◆ **Explore the material**:
1 - Answer these questions from the Gilang Angga Kusuma profile, one answer per line, each marked with the matching letter.
(a) Where was he born?
(b) Which two clubs are listed under his youth career?
(c) How many appearances did he make for Persib Bandung?
2 - Transcribe the Gilang Angga Kusuma profile word for word, starting with "- 2002–2011: Persib" and going on through "Karawang / 4 / (0)".
3 - Pick up the Gilang Angga Kusuma profile from the point where it stops and continue it.

─── Source text

Gilang Angga Kusuma

Personal information
- Full name: Gilang Angga Kusuma
- Date of birth: 13 September 1980 (age 45)
- Place of birth: Bandung, Indonesia
- Height: 1.72 m (5 ft 7+1⁄2 in)
- Positions: Winger; full-back;

Youth career
- Citra Raya
- Swasco

Senior career*
- Years: Team / Apps / (Gls)
- 2002: Persikab Bandung / 16 / (1)
- 2002–2011: Persib Bandung / 123 / (1)
- 2011–2012: Persiraja Banda Aceh / 19 / (1)
- 2012–2013: Persela Lamongan / 9 / (0)
- 2013–2014: Persita Tangerang / 15 / (0)
- 2015–2017: Persika Karawang / 4 / (0)
- Total:  / 186 / (3)

──────
─── Supplied data

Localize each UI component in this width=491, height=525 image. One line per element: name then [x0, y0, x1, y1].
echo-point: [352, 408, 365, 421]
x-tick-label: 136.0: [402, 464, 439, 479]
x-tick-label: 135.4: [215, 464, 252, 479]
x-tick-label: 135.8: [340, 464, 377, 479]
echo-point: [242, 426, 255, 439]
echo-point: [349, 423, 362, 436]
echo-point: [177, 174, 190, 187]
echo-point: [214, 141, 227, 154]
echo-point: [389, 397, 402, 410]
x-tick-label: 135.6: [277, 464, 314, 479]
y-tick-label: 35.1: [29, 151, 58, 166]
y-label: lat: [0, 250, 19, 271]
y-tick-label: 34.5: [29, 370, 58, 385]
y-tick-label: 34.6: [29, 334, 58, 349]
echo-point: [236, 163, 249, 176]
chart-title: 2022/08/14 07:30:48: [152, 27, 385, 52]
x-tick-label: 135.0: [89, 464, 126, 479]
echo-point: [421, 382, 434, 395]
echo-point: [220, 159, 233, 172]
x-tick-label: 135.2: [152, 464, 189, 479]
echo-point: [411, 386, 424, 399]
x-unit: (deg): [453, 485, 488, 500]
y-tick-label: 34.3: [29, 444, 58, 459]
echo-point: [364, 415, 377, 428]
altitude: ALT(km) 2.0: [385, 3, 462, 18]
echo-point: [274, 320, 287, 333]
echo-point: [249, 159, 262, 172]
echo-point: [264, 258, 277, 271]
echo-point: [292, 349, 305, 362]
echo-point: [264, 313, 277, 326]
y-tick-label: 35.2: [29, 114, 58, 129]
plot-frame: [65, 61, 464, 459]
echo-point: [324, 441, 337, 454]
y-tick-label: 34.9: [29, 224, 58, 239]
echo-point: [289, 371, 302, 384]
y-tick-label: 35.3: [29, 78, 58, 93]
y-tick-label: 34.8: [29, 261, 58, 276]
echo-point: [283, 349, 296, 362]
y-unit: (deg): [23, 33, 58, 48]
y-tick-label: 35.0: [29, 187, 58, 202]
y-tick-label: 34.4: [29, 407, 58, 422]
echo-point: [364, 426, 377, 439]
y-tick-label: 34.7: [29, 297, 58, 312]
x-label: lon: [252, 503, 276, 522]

──────

◆ **Task-by-task answers**:
1 -
(a) Bandung, Indonesia
(b) Citra Raya and Swasco
(c) 123

2 -
- 2002–2011: Persib Bandung / 123 / (1)
- 2011–2012: Persiraja Banda Aceh / 19 / (1)
- 2012–2013: Persela Lamongan / 9 / (0)
- 2013–2014: Persita Tangerang / 15 / (0)
- 2015–2017: Persika Karawang / 4 / (0)

3 -
International career
- 2005–2007: Indonesia / 2 / (0)

= Gilang Angga =

Indonesian footballer

Gilang Angga Kusuma is an Indonesian former footballer who plays as a winger, or full-back. His natural position is a midfielder. He stands at 172 cm.

==Club career==
He was contracted by Persib in 2002. he successfully became part of the senior squad. He scored his first goal when Persib played against Deltras.